- **DATA SUPPLIED**
**********

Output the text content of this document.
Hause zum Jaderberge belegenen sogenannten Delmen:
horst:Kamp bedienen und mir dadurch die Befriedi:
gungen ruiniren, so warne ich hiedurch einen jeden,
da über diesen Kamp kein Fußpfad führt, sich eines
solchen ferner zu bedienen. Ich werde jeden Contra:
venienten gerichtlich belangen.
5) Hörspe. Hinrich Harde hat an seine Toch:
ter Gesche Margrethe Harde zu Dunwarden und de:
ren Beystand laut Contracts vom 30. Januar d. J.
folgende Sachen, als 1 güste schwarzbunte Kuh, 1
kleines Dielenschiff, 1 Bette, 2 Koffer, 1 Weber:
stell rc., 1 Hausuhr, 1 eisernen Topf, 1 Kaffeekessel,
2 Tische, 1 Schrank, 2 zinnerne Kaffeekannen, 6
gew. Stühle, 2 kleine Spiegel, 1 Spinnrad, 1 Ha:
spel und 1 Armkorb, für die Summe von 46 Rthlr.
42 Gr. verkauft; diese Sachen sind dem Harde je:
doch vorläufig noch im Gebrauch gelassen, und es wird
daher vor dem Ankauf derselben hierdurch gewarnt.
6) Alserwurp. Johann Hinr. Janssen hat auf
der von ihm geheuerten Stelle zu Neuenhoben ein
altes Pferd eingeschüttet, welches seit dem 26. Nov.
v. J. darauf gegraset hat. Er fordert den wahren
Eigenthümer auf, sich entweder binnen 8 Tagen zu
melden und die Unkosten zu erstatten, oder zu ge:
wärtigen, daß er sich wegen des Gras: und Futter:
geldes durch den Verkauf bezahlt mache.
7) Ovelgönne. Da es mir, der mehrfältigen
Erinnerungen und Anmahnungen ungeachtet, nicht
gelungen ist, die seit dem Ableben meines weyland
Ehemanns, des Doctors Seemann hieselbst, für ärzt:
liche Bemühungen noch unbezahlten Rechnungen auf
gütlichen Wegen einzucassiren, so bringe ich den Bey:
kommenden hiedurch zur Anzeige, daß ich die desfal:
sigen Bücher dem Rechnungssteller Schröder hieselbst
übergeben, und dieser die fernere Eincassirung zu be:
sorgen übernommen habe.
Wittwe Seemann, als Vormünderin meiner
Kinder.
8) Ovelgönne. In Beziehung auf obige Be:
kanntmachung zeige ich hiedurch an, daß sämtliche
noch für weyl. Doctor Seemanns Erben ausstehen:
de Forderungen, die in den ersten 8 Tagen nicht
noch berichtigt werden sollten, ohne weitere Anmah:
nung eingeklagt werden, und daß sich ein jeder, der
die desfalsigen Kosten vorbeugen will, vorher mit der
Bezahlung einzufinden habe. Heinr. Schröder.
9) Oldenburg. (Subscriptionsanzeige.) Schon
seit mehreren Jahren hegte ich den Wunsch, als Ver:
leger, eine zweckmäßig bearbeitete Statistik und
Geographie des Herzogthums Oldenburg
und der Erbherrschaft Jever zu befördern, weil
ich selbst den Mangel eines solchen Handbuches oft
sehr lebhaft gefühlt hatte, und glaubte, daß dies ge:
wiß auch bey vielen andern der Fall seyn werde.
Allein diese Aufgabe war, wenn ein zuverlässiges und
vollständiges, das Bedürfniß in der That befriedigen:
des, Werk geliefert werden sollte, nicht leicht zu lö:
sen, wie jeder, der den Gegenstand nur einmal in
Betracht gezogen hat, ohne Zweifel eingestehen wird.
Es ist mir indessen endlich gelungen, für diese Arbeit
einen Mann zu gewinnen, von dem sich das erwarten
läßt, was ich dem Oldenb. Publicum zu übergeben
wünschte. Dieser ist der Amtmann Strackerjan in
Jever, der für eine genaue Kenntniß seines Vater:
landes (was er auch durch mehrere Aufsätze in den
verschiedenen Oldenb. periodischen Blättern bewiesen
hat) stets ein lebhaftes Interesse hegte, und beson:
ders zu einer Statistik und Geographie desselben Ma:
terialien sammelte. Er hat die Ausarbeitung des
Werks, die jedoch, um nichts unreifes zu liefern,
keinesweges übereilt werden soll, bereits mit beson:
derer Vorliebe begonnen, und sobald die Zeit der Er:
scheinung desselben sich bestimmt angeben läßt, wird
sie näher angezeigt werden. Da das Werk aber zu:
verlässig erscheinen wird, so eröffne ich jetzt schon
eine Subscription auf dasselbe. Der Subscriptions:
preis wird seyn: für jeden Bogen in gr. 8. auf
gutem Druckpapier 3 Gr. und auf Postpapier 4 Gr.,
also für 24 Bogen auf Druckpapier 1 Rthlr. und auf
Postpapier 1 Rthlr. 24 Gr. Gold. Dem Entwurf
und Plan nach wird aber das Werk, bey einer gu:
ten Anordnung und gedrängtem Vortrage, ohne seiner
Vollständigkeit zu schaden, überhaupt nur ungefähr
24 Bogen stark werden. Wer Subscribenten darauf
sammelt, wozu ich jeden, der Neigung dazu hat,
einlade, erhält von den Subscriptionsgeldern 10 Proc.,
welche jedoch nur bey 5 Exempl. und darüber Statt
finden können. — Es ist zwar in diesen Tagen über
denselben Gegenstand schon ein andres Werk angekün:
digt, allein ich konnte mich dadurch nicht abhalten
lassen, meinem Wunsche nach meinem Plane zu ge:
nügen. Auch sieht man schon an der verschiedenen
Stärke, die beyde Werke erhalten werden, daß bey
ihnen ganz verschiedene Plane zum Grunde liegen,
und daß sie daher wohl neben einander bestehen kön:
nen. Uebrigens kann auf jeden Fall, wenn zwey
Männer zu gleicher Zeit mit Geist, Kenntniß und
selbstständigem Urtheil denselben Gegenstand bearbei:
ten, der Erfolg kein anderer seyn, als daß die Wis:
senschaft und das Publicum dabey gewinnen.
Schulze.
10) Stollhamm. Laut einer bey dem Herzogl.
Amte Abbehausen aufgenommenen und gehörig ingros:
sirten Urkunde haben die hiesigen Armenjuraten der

**********

- **WORK TO BE COMPLETED**
Go through the material and report each line that holds the string "Kenntniß".

- **REPLY**
Jever, der für eine genaue Kenntniß seines Vater:
Männer zu gleicher Zeit mit Geist, Kenntniß und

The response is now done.